> [Problem requirements]
Quote the listing below in its entirety.
** Begin Extracted material **
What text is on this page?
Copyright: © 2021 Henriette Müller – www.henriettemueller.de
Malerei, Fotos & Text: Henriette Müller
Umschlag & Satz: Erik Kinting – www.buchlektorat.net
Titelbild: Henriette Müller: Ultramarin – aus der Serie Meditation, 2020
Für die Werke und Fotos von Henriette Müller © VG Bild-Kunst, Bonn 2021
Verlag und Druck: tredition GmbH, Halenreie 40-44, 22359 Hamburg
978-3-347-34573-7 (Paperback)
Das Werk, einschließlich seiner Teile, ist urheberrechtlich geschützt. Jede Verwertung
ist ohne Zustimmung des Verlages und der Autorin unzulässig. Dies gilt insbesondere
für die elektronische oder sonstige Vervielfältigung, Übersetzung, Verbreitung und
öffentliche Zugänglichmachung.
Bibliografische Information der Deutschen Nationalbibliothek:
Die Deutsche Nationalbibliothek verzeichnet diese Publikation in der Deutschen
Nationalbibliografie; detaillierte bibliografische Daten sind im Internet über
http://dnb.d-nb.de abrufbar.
** End Extracted material **
> [Output of the task]
What text is on this page?
Copyright: © 2021 Henriette Müller – www.henriettemueller.de
Malerei, Fotos & Text: Henriette Müller
Umschlag & Satz: Erik Kinting – www.buchlektorat.net
Titelbild: Henriette Müller: Ultramarin – aus der Serie Meditation, 2020
Für die Werke und Fotos von Henriette Müller © VG Bild-Kunst, Bonn 2021
Verlag und Druck: tredition GmbH, Halenreie 40-44, 22359 Hamburg
978-3-347-34573-7 (Paperback)
Das Werk, einschließlich seiner Teile, ist urheberrechtlich geschützt. Jede Verwertung
ist ohne Zustimmung des Verlages und der Autorin unzulässig. Dies gilt insbesondere
für die elektronische oder sonstige Vervielfältigung, Übersetzung, Verbreitung und
öffentliche Zugänglichmachung.
Bibliografische Information der Deutschen Nationalbibliothek:
Die Deutsche Nationalbibliothek verzeichnet diese Publikation in der Deutschen
Nationalbibliografie; detaillierte bibliografische Daten sind im Internet über
http://dnb.d-nb.de abrufbar.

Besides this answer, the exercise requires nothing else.